| TASK DETAILS |
Looking through the listing, how many of its lines hold the word "leads"? Answer with only the number.

— START OF INPUT MATERIAL —

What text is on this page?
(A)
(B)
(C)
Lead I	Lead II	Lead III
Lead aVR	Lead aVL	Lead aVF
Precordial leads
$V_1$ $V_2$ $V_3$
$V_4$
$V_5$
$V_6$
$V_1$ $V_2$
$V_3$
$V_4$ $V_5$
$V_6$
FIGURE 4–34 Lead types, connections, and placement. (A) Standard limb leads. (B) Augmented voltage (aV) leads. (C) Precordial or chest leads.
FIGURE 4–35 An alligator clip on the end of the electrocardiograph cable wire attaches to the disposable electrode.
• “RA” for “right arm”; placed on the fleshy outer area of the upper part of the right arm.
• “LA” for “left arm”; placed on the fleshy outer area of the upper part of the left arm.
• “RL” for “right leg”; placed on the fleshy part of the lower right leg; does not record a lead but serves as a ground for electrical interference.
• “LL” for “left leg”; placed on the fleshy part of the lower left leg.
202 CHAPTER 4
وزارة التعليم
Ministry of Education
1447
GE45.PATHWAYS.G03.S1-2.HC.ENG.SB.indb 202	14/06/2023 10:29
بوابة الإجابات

— END OF INPUT MATERIAL —

| IN RESPONSE |
2